··· Extracted material

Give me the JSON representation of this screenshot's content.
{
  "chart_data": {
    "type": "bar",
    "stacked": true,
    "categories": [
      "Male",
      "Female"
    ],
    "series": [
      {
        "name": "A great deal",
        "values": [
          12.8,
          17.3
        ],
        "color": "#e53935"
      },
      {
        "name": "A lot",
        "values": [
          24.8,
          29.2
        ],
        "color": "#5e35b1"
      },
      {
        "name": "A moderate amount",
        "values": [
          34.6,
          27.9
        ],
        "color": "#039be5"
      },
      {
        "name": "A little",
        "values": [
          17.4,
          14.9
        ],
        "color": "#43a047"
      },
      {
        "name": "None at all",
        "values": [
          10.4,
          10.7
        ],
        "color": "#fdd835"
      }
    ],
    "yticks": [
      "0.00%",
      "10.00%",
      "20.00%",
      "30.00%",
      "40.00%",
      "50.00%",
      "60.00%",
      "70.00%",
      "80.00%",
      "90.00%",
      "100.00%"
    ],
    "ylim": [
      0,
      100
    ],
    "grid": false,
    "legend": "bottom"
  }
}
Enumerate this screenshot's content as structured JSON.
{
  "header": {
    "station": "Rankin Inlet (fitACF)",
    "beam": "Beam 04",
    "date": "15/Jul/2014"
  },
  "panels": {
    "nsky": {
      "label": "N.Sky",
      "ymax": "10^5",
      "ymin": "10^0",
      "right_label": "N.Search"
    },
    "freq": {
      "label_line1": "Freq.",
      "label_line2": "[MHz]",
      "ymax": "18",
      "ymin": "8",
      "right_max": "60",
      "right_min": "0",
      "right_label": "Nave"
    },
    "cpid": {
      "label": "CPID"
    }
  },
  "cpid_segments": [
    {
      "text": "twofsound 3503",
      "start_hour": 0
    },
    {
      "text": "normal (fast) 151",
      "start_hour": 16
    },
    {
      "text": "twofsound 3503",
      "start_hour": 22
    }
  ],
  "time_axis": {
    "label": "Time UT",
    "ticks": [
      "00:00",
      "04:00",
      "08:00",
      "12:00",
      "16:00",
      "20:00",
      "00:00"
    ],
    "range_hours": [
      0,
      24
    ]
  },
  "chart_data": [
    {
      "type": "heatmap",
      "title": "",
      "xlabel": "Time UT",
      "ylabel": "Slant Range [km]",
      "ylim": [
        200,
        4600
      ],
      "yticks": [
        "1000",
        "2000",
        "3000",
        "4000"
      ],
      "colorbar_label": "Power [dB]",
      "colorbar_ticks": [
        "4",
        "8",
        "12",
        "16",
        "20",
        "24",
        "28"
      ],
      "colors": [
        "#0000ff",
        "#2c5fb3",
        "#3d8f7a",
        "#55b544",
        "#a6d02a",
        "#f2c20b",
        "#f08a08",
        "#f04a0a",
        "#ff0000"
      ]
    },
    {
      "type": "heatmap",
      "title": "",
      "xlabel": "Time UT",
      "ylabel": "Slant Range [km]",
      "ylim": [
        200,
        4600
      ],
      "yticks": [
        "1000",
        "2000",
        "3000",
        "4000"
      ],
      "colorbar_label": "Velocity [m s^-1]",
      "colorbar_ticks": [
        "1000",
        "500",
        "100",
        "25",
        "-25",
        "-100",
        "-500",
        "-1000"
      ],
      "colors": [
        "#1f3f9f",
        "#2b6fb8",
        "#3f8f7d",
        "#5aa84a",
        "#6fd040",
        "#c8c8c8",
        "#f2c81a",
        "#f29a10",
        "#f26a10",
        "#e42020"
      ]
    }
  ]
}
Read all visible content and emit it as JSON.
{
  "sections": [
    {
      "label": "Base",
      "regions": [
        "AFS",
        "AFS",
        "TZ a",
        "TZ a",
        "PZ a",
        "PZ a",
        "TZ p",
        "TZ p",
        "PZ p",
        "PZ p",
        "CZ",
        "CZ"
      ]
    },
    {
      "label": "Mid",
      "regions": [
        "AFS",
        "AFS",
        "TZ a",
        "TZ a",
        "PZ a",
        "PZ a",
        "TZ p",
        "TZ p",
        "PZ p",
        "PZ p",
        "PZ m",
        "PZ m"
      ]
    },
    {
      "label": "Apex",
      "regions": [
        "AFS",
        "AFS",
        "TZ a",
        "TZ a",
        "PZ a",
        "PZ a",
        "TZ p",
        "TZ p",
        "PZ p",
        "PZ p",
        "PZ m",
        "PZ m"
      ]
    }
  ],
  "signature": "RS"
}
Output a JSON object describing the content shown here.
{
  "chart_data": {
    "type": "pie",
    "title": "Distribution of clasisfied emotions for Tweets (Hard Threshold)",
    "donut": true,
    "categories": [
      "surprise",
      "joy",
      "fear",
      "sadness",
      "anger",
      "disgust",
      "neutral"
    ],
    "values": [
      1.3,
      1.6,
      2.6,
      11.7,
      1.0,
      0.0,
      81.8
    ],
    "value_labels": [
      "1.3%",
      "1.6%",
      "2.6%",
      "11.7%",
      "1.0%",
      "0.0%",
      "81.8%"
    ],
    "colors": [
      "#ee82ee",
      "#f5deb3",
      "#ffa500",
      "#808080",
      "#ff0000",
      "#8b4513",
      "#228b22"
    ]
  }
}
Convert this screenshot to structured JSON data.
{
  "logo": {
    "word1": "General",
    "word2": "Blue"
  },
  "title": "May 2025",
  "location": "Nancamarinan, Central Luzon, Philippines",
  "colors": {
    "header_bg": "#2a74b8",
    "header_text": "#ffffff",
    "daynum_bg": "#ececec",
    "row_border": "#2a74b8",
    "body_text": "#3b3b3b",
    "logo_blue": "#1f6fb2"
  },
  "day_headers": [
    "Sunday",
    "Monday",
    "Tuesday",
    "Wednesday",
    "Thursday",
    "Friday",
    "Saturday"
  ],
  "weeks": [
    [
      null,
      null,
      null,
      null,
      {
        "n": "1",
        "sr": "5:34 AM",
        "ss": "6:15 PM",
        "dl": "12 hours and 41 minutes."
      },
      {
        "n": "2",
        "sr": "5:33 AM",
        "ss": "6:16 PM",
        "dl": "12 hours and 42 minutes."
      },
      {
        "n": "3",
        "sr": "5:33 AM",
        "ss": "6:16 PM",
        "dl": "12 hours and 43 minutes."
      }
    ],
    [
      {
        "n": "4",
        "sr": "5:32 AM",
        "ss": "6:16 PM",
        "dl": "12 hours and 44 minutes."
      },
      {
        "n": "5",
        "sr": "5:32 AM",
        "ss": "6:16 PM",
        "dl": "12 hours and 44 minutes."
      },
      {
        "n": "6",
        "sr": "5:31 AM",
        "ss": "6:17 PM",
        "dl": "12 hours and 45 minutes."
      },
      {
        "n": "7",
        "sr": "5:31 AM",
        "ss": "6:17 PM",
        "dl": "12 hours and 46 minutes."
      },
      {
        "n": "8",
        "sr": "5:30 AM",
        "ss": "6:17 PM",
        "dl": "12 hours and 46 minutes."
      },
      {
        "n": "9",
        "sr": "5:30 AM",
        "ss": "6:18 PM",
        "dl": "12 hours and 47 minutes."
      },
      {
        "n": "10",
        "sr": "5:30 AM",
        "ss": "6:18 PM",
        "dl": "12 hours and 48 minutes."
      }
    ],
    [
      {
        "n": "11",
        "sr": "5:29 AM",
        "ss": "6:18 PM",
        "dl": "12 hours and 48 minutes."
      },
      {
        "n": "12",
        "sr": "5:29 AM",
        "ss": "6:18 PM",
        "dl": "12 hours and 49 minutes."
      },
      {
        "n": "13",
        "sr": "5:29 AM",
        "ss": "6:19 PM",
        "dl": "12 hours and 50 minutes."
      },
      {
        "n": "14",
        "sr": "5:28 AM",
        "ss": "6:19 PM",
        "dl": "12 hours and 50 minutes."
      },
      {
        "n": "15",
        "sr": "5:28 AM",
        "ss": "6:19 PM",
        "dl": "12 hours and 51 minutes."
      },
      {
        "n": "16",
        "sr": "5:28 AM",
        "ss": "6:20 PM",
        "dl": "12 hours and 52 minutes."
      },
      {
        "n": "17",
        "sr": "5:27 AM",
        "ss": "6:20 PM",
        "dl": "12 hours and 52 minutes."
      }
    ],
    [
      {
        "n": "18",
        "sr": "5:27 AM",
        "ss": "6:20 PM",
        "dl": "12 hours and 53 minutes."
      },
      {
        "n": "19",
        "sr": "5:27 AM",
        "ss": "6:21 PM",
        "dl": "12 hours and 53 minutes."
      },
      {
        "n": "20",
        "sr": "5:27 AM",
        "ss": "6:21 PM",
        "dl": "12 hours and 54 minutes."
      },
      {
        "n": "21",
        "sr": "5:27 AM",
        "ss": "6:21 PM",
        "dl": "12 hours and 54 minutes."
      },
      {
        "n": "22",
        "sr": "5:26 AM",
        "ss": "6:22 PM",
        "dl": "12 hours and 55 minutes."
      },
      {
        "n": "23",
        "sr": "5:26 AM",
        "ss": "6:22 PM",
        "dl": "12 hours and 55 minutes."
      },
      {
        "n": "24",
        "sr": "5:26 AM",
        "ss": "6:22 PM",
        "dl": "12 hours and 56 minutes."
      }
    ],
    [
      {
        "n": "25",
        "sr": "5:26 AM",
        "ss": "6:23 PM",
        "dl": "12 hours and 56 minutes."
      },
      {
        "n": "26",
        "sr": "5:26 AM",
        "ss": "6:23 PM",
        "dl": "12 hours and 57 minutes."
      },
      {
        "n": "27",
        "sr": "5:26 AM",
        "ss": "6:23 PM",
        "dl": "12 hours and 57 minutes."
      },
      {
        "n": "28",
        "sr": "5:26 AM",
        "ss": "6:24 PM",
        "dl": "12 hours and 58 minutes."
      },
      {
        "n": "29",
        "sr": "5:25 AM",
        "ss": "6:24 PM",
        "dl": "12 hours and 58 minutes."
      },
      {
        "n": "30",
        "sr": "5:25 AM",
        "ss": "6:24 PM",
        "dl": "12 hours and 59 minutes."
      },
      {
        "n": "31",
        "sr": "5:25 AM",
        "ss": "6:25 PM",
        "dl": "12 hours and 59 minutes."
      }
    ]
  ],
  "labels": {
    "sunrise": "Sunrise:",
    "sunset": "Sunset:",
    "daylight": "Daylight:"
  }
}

······

§ **Problem description**
Return each line that includes "JSON".

§ **Worked solution**
Give me the JSON representation of this screenshot's content.
Enumerate this screenshot's content as structured JSON.
Read all visible content and emit it as JSON.
Output a JSON object describing the content shown here.
Convert this screenshot to structured JSON data.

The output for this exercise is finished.